▶ **Request**: Copy all lines below containing "señalada".

── The data

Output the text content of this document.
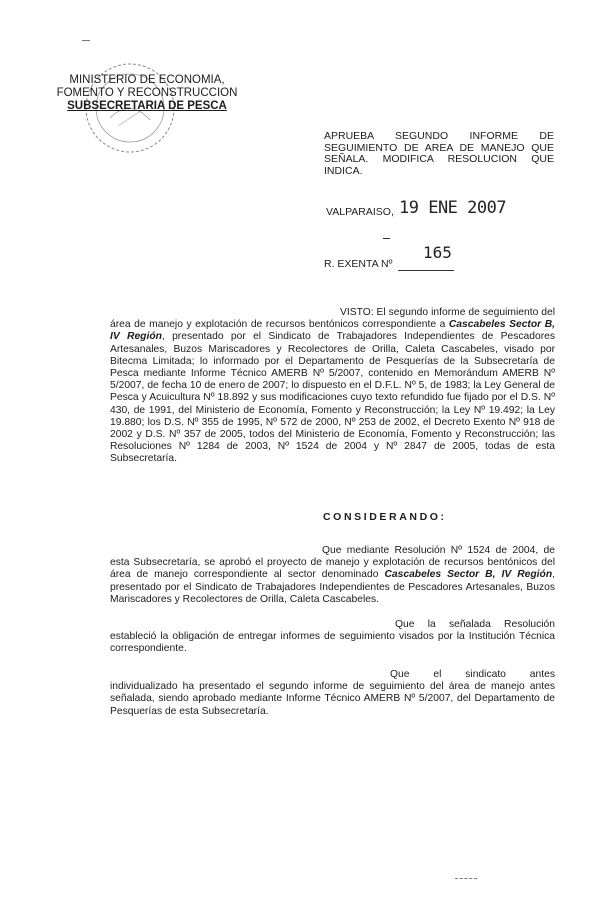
MINISTERIO DE ECONOMIA,
FOMENTO Y RECONSTRUCCION
SUBSECRETARIA DE PESCA
APRUEBA SEGUNDO INFORME DE SEGUIMIENTO DE AREA DE MANEJO QUE SEÑALA. MODIFICA RESOLUCION QUE INDICA.
VALPARAISO, 19 ENE 2007
R. EXENTA Nº
165
VISTO: El segundo informe de seguimiento del área de manejo y explotación de recursos bentónicos correspondiente a Cascabeles Sector B, IV Región, presentado por el Sindicato de Trabajadores Independientes de Pescadores Artesanales, Buzos Mariscadores y Recolectores de Orilla, Caleta Cascabeles, visado por Bitecma Limitada; lo informado por el Departamento de Pesquerías de la Subsecretaría de Pesca mediante Informe Técnico AMERB Nº 5/2007, contenido en Memorándum AMERB Nº 5/2007, de fecha 10 de enero de 2007; lo dispuesto en el D.F.L. Nº 5, de 1983; la Ley General de Pesca y Acuicultura Nº 18.892 y sus modificaciones cuyo texto refundido fue fijado por el D.S. Nº 430, de 1991, del Ministerio de Economía, Fomento y Reconstrucción; la Ley Nº 19.492; la Ley 19.880; los D.S. Nº 355 de 1995, Nº 572 de 2000, Nº 253 de 2002, el Decreto Exento Nº 918 de 2002 y D.S. Nº 357 de 2005, todos del Ministerio de Economía, Fomento y Reconstrucción; las Resoluciones Nº 1284 de 2003, Nº 1524 de 2004 y Nº 2847 de 2005, todas de esta Subsecretaría.
CONSIDERANDO:
Que mediante Resolución Nº 1524 de 2004, de esta Subsecretaría, se aprobó el proyecto de manejo y explotación de recursos bentónicos del área de manejo correspondiente al sector denominado Cascabeles Sector B, IV Región, presentado por el Sindicato de Trabajadores Independientes de Pescadores Artesanales, Buzos Mariscadores y Recolectores de Orilla, Caleta Cascabeles.
Que la señalada Resolución estableció la obligación de entregar informes de seguimiento visados por la Institución Técnica correspondiente.
Que el sindicato antes individualizado ha presentado el segundo informe de seguimiento del área de manejo antes señalada, siendo aprobado mediante Informe Técnico AMERB Nº 5/2007, del Departamento de Pesquerías de esta Subsecretaría.
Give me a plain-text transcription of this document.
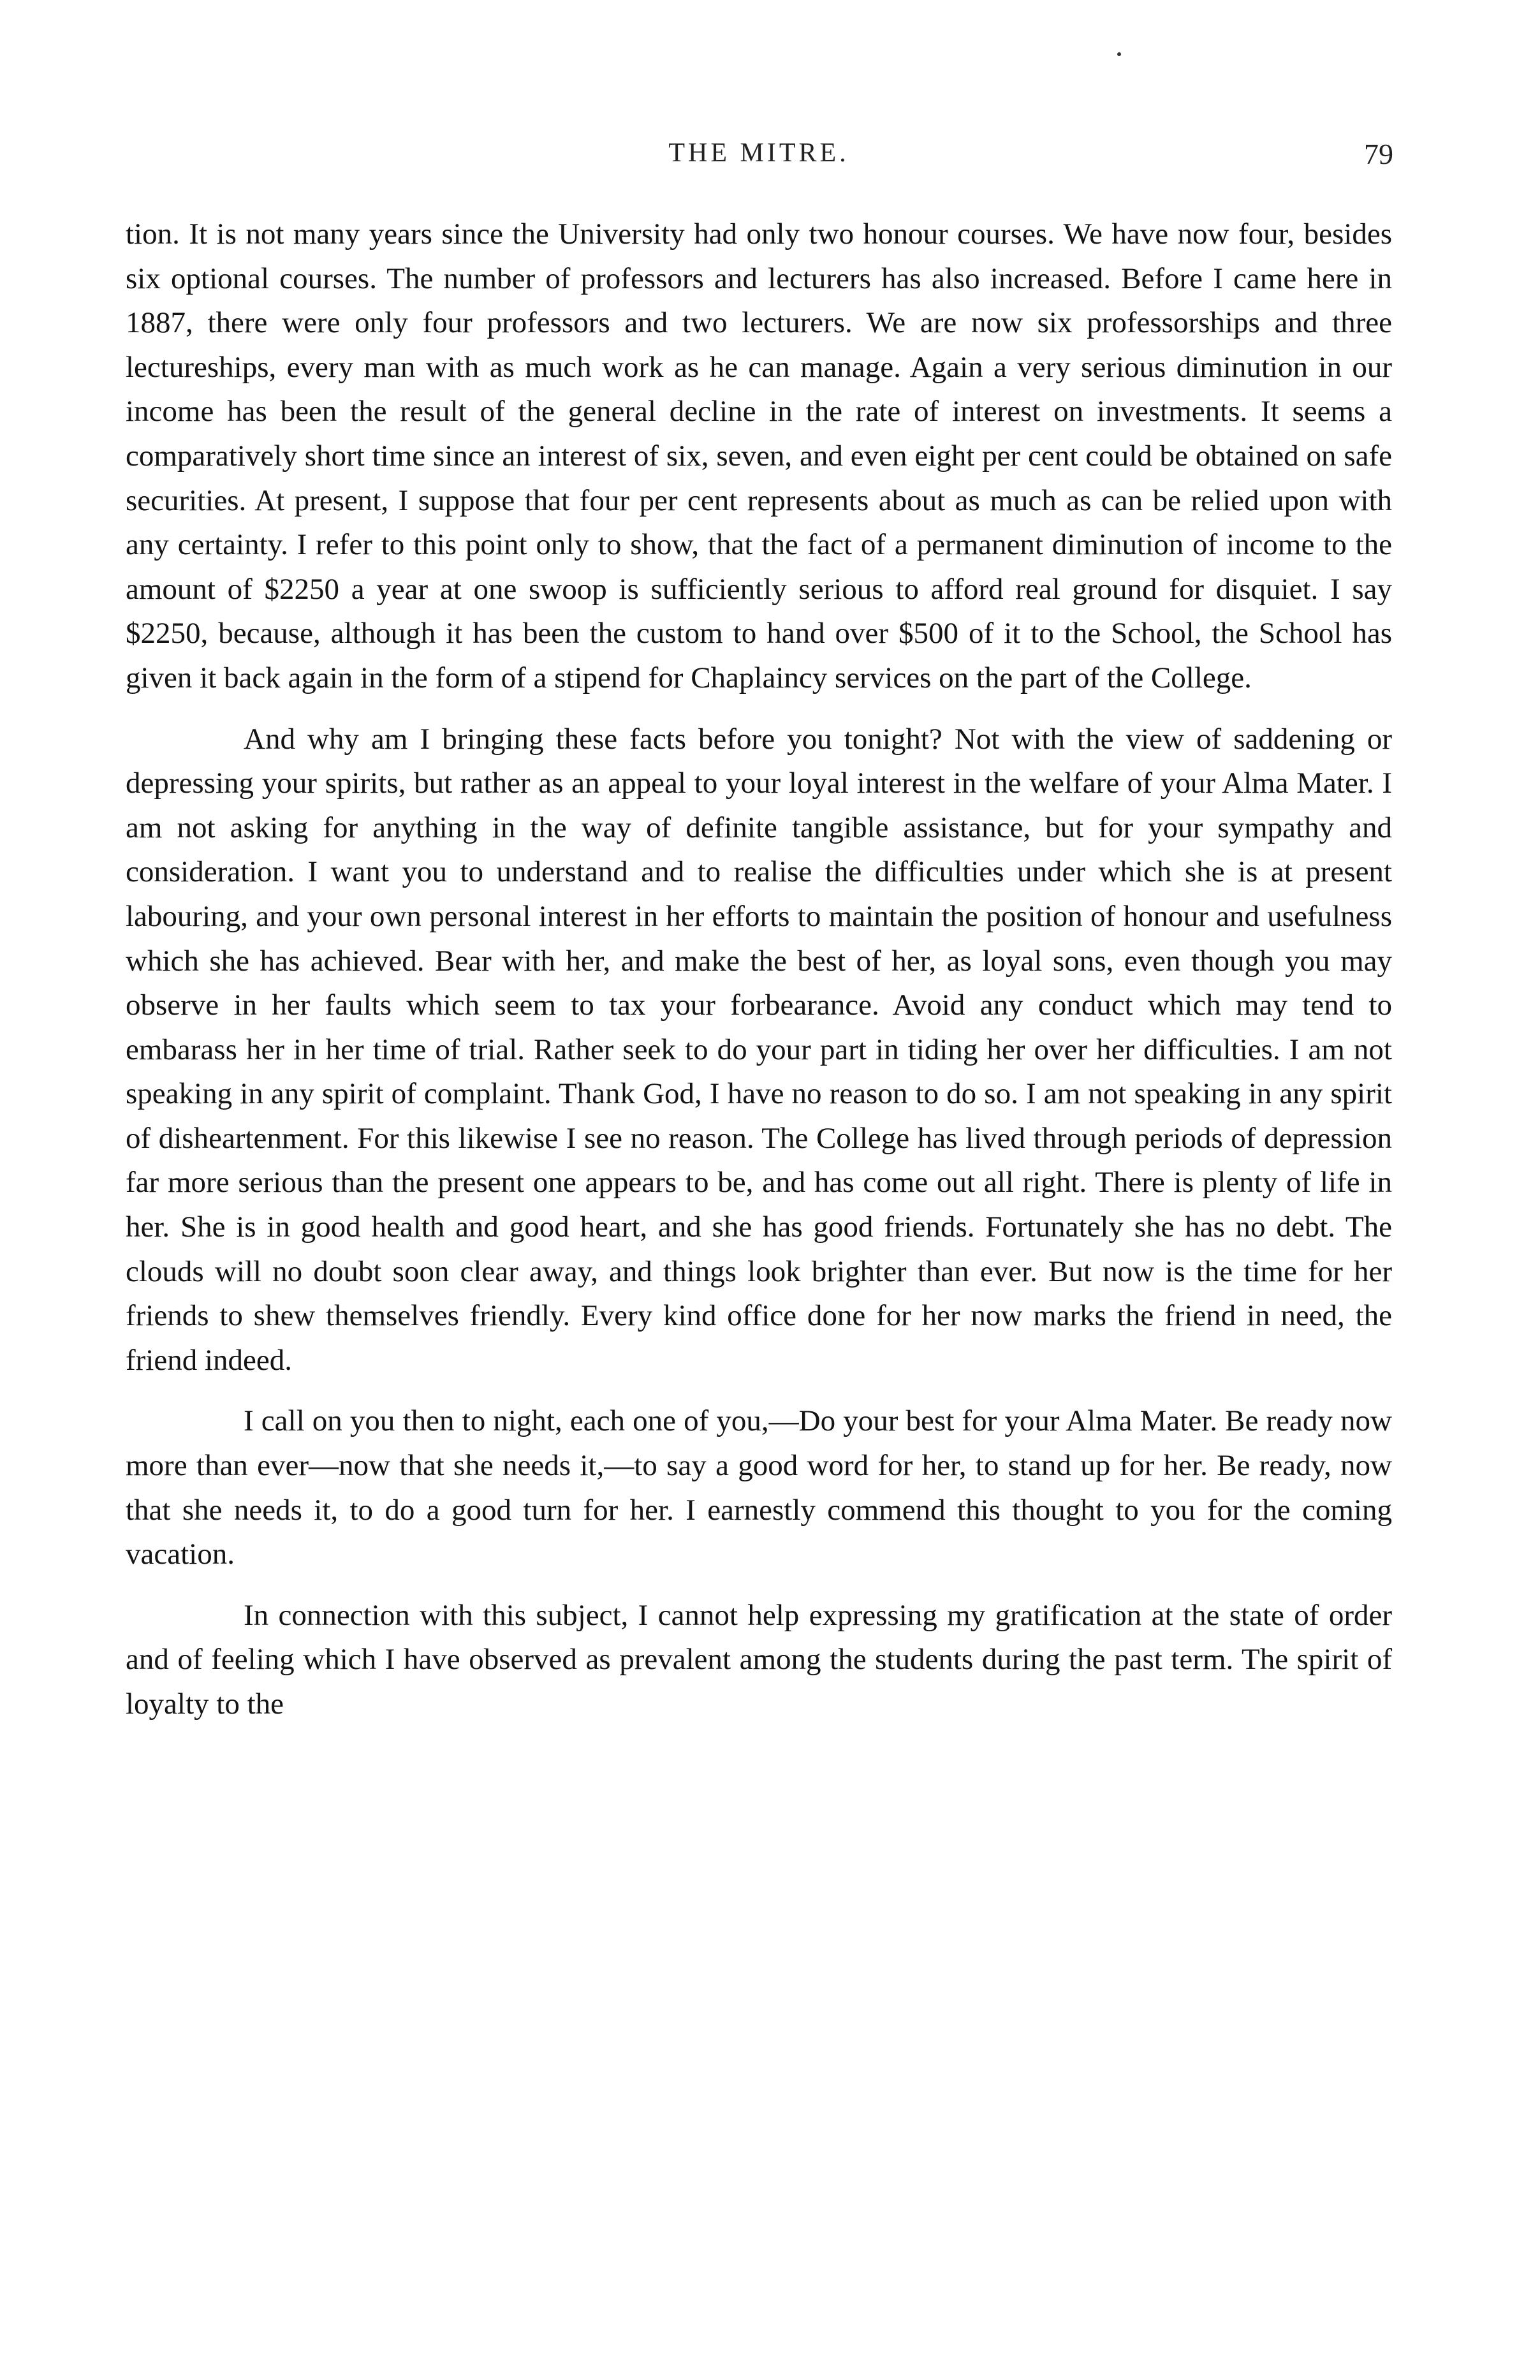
THE MITRE.	79

tion. It is not many years since the University had only two honour courses. We have now four, besides six optional courses. The number of professors and lecturers has also increased. Before I came here in 1887, there were only four professors and two lecturers. We are now six professorships and three lectureships, every man with as much work as he can manage. Again a very serious diminution in our income has been the result of the general decline in the rate of interest on investments. It seems a comparatively short time since an interest of six, seven, and even eight per cent could be obtained on safe securities. At present, I suppose that four per cent represents about as much as can be relied upon with any certainty. I refer to this point only to show, that the fact of a permanent diminution of income to the amount of $2250 a year at one swoop is sufficiently serious to afford real ground for disquiet. I say $2250, because, although it has been the custom to hand over $500 of it to the School, the School has given it back again in the form of a stipend for Chaplaincy services on the part of the College.

And why am I bringing these facts before you tonight? Not with the view of saddening or depressing your spirits, but rather as an appeal to your loyal interest in the welfare of your Alma Mater. I am not asking for anything in the way of definite tangible assistance, but for your sympathy and consideration. I want you to understand and to realise the difficulties under which she is at present labouring, and your own personal interest in her efforts to maintain the position of honour and usefulness which she has achieved. Bear with her, and make the best of her, as loyal sons, even though you may observe in her faults which seem to tax your forbearance. Avoid any conduct which may tend to embarass her in her time of trial. Rather seek to do your part in tiding her over her difficulties. I am not speaking in any spirit of complaint. Thank God, I have no reason to do so. I am not speaking in any spirit of disheartenment. For this likewise I see no reason. The College has lived through periods of depression far more serious than the present one appears to be, and has come out all right. There is plenty of life in her. She is in good health and good heart, and she has good friends. Fortunately she has no debt. The clouds will no doubt soon clear away, and things look brighter than ever. But now is the time for her friends to shew themselves friendly. Every kind office done for her now marks the friend in need, the friend indeed.

I call on you then to night, each one of you,—Do your best for your Alma Mater. Be ready now more than ever—now that she needs it,—to say a good word for her, to stand up for her. Be ready, now that she needs it, to do a good turn for her. I earnestly commend this thought to you for the coming vacation.

In connection with this subject, I cannot help expressing my gratification at the state of order and of feeling which I have observed as prevalent among the students during the past term. The spirit of loyalty to the
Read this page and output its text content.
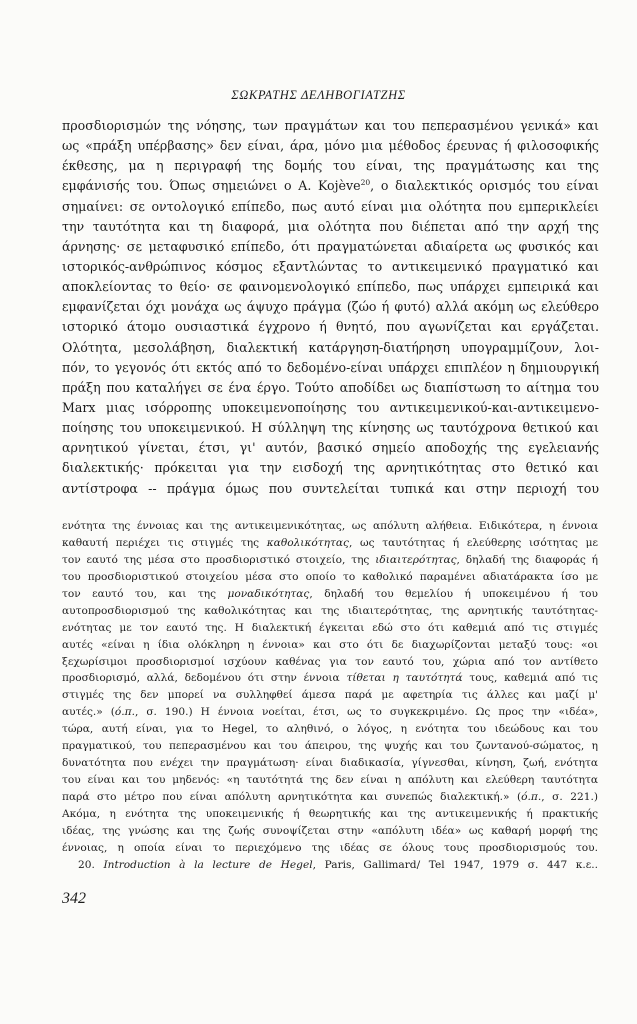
ΣΩΚΡΑΤΗΣ ΔΕΛΗΒΟΓΙΑΤΖΗΣ
προσδιορισμών της νόησης, των πραγμάτων και του πεπερασμένου γενικά» και
ως «πράξη υπέρβασης» δεν είναι, άρα, μόνο μια μέθοδος έρευνας ή φιλοσοφικής
έκθεσης, μα η περιγραφή της δομής του είναι, της πραγμάτωσης και της
εμφάνισής του. Όπως σημειώνει ο A. Kojève$^{20}$, ο διαλεκτικός ορισμός του είναι
σημαίνει: σε οντολογικό επίπεδο, πως αυτό είναι μια ολότητα που εμπερικλείει
την ταυτότητα και τη διαφορά, μια ολότητα που διέπεται από την αρχή της
άρνησης· σε μεταφυσικό επίπεδο, ότι πραγματώνεται αδιαίρετα ως φυσικός και
ιστορικός-ανθρώπινος κόσμος εξαντλώντας το αντικειμενικό πραγματικό και
αποκλείοντας το θείο· σε φαινομενολογικό επίπεδο, πως υπάρχει εμπειρικά και
εμφανίζεται όχι μονάχα ως άψυχο πράγμα (ζώο ή φυτό) αλλά ακόμη ως ελεύθερο
ιστορικό άτομο ουσιαστικά έγχρονο ή θνητό, που αγωνίζεται και εργάζεται.
Ολότητα, μεσολάβηση, διαλεκτική κατάργηση-διατήρηση υπογραμμίζουν, λοι-
πόν, το γεγονός ότι εκτός από το δεδομένο-είναι υπάρχει επιπλέον η δημιουργική
πράξη που καταλήγει σε ένα έργο. Τούτο αποδίδει ως διαπίστωση το αίτημα του
Marx μιας ισόρροπης υποκειμενοποίησης του αντικειμενικού-και-αντικειμενο-
ποίησης του υποκειμενικού. Η σύλληψη της κίνησης ως ταυτόχρονα θετικού και
αρνητικού γίνεται, έτσι, γι' αυτόν, βασικό σημείο αποδοχής της εγελειανής
διαλεκτικής· πρόκειται για την εισδοχή της αρνητικότητας στο θετικό και
αντίστροφα -- πράγμα όμως που συντελείται τυπικά και στην περιοχή του
ενότητα της έννοιας και της αντικειμενικότητας, ως απόλυτη αλήθεια. Ειδικότερα, η έννοια
καθαυτή περιέχει τις στιγμές της καθολικότητας, ως ταυτότητας ή ελεύθερης ισότητας με
τον εαυτό της μέσα στο προσδιοριστικό στοιχείο, της ιδιαιτερότητας, δηλαδή της διαφοράς ή
του προσδιοριστικού στοιχείου μέσα στο οποίο το καθολικό παραμένει αδιατάρακτα ίσο με
τον εαυτό του, και της μοναδικότητας, δηλαδή του θεμελίου ή υποκειμένου ή του
αυτοπροσδιορισμού της καθολικότητας και της ιδιαιτερότητας, της αρνητικής ταυτότητας-
ενότητας με τον εαυτό της. Η διαλεκτική έγκειται εδώ στο ότι καθεμιά από τις στιγμές
αυτές «είναι η ίδια ολόκληρη η έννοια» και στο ότι δε διαχωρίζονται μεταξύ τους: «οι
ξεχωρίσιμοι προσδιορισμοί ισχύουν καθένας για τον εαυτό του, χώρια από τον αντίθετο
προσδιορισμό, αλλά, δεδομένου ότι στην έννοια τίθεται η ταυτότητά τους, καθεμιά από τις
στιγμές της δεν μπορεί να συλληφθεί άμεσα παρά με αφετηρία τις άλλες και μαζί μ'
αυτές.» (ό.π., σ. 190.) Η έννοια νοείται, έτσι, ως το συγκεκριμένο. Ως προς την «ιδέα»,
τώρα, αυτή είναι, για το Hegel, το αληθινό, ο λόγος, η ενότητα του ιδεώδους και του
πραγματικού, του πεπερασμένου και του άπειρου, της ψυχής και του ζωντανού-σώματος, η
δυνατότητα που ενέχει την πραγμάτωση· είναι διαδικασία, γίγνεσθαι, κίνηση, ζωή, ενότητα
του είναι και του μηδενός: «η ταυτότητά της δεν είναι η απόλυτη και ελεύθερη ταυτότητα
παρά στο μέτρο που είναι απόλυτη αρνητικότητα και συνεπώς διαλεκτική.» (ό.π., σ. 221.)
Ακόμα, η ενότητα της υποκειμενικής ή θεωρητικής και της αντικειμενικής ή πρακτικής
ιδέας, της γνώσης και της ζωής συνοψίζεται στην «απόλυτη ιδέα» ως καθαρή μορφή της
έννοιας, η οποία είναι το περιεχόμενο της ιδέας σε όλους τους προσδιορισμούς του.
20. Introduction à la lecture de Hegel, Paris, Gallimard/ Tel 1947, 1979 σ. 447 κ.ε..
342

────

▶ **Answer in full**:
Que la señalada Resolución estableció la obligación de entregar informes de seguimiento visados por la Institución Técnica correspondiente.
Que el sindicato antes individualizado ha presentado el segundo informe de seguimiento del área de manejo antes señalada, siendo aprobado mediante Informe Técnico AMERB Nº 5/2007, del Departamento de Pesquerías de esta Subsecretaría.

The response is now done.